START Extracted text
Wednesday 29 April 2015

What She Left Behind

"What She Left Behind" by Ellen Marie Wiseman

   Much of this novel takes place in Willard State Asylum in New York in the 1930's.  The author researched this subject before writing the book.  It is distressing to see how the patients were treated and to realize that some of the women were there because they were not compliant with their parents' wishes or their husbands' wishes.  They were not mentally ill, but still spent much of their lives in an asylum.
   Actually, the protagonist does not live in the asylum.  She is a 17-year-old girl, Isabelle Stone, whose mother had shot her father.  Her mother had been put in a mental asylum. Isabelle was in a foster home, in 1995, with parents who were curators at the museum and as part of their work, they were examining the articles left in the abandoned Willard State Asylum.  As Isabelle, working with her foster mother, was checking the contents of a suitcase, she discovered a diary.  This led to a wonderful entwining of the two stories: Clara Cartwright, 18, in 1930, and Isabelle Stone, 17, in 1995.
END Extracted text
START Data provided
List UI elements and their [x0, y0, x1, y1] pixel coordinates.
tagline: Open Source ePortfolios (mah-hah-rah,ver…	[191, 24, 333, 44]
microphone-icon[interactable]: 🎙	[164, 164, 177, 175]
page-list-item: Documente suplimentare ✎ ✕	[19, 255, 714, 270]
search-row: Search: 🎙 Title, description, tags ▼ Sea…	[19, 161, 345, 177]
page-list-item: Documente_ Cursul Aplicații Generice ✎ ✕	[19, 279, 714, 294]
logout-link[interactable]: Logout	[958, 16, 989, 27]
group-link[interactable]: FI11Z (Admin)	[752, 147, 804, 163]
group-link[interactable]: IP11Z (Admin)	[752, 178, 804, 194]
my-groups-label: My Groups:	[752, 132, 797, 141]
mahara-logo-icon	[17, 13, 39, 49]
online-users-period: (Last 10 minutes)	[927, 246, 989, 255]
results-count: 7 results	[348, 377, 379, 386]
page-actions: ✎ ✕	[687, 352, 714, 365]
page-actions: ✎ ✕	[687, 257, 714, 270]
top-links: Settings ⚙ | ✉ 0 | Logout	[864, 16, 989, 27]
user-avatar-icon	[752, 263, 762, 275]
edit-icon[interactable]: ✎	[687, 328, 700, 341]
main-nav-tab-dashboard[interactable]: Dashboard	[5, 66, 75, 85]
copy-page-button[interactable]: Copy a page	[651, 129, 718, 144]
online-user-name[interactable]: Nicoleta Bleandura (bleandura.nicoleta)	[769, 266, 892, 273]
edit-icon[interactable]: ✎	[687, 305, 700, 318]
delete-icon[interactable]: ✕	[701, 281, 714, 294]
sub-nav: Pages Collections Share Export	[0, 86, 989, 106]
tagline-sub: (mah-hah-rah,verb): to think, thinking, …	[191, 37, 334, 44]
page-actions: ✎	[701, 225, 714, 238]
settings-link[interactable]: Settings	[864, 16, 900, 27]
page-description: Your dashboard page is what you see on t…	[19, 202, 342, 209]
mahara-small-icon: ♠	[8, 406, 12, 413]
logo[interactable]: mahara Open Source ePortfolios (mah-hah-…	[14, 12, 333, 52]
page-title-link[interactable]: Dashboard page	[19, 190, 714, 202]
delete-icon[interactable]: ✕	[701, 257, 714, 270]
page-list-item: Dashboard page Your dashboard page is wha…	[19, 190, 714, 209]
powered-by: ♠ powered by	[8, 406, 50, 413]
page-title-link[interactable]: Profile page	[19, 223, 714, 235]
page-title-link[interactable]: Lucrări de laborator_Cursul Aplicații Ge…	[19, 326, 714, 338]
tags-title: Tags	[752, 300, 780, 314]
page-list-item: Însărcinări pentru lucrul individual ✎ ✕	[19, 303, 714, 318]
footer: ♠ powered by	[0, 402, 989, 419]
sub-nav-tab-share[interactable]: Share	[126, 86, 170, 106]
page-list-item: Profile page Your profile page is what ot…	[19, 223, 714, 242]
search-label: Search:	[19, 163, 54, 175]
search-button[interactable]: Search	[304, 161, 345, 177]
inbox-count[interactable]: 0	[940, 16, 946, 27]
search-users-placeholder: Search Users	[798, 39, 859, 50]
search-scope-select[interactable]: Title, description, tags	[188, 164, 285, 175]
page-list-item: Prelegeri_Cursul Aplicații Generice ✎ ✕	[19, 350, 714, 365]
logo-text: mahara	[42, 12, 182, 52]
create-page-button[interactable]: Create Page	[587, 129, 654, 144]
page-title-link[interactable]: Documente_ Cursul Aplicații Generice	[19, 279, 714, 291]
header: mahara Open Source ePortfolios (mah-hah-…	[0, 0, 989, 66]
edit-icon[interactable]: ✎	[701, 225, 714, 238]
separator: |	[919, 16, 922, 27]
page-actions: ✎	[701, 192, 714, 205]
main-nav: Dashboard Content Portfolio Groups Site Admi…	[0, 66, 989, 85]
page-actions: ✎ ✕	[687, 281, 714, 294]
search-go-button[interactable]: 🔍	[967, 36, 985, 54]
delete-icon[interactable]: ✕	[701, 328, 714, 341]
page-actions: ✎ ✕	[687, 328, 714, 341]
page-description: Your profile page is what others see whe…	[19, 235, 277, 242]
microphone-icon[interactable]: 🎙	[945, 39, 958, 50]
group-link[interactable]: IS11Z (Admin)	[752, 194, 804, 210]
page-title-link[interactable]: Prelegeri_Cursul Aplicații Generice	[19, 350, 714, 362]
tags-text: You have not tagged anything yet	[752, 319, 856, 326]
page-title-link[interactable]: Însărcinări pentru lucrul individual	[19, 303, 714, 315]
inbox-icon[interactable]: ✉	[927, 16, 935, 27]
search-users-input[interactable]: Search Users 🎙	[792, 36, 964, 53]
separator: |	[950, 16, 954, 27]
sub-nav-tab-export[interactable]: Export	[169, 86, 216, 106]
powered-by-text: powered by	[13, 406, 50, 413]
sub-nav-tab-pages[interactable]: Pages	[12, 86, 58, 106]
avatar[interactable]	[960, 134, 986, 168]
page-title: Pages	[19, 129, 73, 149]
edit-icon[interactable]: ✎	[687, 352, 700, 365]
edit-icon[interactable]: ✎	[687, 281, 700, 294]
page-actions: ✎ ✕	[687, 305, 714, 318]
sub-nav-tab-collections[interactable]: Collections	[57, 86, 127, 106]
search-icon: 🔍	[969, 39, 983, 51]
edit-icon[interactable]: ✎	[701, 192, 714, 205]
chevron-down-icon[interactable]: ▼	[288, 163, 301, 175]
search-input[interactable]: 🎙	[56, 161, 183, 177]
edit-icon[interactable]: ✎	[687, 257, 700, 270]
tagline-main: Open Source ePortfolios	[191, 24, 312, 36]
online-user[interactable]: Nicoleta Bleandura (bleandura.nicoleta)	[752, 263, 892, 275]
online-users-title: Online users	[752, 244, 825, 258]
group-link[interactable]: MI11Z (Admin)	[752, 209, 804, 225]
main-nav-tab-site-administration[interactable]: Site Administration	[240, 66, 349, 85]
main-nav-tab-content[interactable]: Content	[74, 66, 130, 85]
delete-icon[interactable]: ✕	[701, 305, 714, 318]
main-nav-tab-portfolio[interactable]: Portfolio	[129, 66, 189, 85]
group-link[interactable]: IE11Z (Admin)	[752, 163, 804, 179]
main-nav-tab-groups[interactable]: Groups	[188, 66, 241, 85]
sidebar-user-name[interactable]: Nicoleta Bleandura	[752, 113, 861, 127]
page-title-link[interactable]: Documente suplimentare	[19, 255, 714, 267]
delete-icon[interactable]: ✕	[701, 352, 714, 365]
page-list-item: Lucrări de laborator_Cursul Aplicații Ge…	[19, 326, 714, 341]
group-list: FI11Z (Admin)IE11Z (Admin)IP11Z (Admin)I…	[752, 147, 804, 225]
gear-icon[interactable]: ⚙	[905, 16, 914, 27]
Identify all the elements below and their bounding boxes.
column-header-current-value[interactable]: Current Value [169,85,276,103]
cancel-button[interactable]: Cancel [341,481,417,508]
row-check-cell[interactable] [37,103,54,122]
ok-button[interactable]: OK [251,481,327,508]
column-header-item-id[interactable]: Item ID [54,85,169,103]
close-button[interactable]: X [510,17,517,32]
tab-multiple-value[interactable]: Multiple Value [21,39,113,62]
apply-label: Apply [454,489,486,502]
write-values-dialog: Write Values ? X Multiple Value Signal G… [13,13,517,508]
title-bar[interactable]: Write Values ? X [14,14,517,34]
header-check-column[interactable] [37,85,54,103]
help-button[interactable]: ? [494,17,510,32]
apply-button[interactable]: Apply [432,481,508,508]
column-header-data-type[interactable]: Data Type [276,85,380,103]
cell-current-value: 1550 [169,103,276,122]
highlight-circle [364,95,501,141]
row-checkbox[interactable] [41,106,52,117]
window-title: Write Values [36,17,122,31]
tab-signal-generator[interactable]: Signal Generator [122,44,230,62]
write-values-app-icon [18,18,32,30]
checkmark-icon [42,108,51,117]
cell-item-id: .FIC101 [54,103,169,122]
END Data provided
Work instructions
• 1. According to the review of "What She Left Behind," where does much of the novel take place?
• 2. Continue the review of "What She Left Behind" from where it stops.

Answers given
• 1. Much of the novel takes place in Willard State Asylum in New York in the 1930's.

• 2.
   The story is upsetting but I couldn't put it down.  The author is very descriptive and, at times, I needed to rush through that description to see what would happen.
 The two storylines fit together beautifully, and came together in a very dramatic ending.
  This is Wiseman's second novel.  It had received great reviews!




"Coal River" is Wiseman's new book, coming in December.  It is about a young woman who tries to end child labour in an early 20th century Pennsylvania mining town.
I expect it will also be tense and distressing.